■ **DATASET**
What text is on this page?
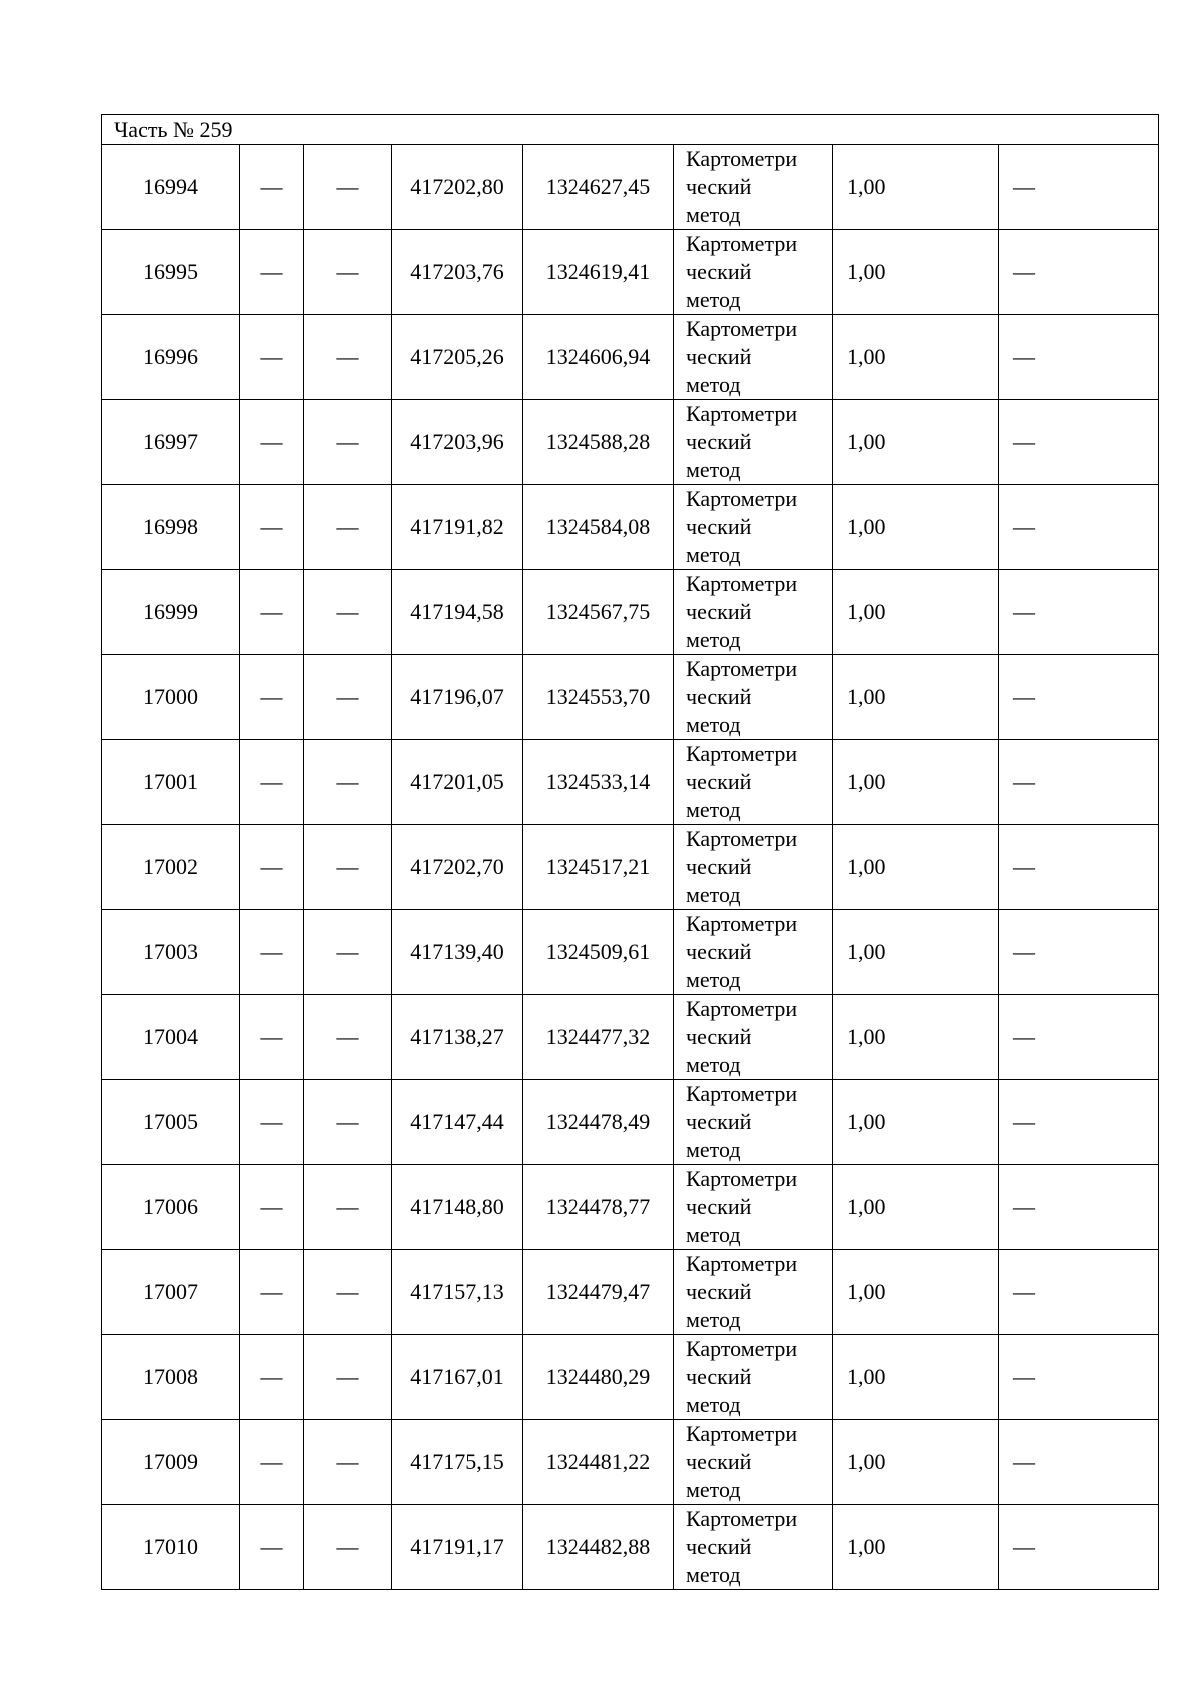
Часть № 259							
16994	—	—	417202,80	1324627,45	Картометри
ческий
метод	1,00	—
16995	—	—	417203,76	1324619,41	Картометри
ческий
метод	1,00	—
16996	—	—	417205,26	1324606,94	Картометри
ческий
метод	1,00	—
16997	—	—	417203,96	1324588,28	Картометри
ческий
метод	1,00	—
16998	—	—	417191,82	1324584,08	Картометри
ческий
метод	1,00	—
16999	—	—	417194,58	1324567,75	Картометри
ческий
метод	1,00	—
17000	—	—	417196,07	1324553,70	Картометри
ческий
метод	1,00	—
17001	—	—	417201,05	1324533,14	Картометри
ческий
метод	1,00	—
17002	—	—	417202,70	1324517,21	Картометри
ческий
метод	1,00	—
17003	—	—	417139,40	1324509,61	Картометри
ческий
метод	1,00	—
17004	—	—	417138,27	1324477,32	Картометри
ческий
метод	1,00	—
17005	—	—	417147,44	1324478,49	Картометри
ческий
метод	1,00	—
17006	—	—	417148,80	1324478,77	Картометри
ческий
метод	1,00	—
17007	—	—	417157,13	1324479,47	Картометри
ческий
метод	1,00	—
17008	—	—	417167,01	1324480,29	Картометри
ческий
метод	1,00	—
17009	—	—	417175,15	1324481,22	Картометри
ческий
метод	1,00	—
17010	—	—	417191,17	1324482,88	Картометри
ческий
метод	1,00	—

■ **SET EXERCISE**
A faithful copy of the records above is needed, with the pictures left out.

■ **ANSWER TO THE TASK**
What text is on this page?
Часть № 259							
16994	—	—	417202,80	1324627,45	Картометри
ческий
метод	1,00	—
16995	—	—	417203,76	1324619,41	Картометри
ческий
метод	1,00	—
16996	—	—	417205,26	1324606,94	Картометри
ческий
метод	1,00	—
16997	—	—	417203,96	1324588,28	Картометри
ческий
метод	1,00	—
16998	—	—	417191,82	1324584,08	Картометри
ческий
метод	1,00	—
16999	—	—	417194,58	1324567,75	Картометри
ческий
метод	1,00	—
17000	—	—	417196,07	1324553,70	Картометри
ческий
метод	1,00	—
17001	—	—	417201,05	1324533,14	Картометри
ческий
метод	1,00	—
17002	—	—	417202,70	1324517,21	Картометри
ческий
метод	1,00	—
17003	—	—	417139,40	1324509,61	Картометри
ческий
метод	1,00	—
17004	—	—	417138,27	1324477,32	Картометри
ческий
метод	1,00	—
17005	—	—	417147,44	1324478,49	Картометри
ческий
метод	1,00	—
17006	—	—	417148,80	1324478,77	Картометри
ческий
метод	1,00	—
17007	—	—	417157,13	1324479,47	Картометри
ческий
метод	1,00	—
17008	—	—	417167,01	1324480,29	Картометри
ческий
метод	1,00	—
17009	—	—	417175,15	1324481,22	Картометри
ческий
метод	1,00	—
17010	—	—	417191,17	1324482,88	Картометри
ческий
метод	1,00	—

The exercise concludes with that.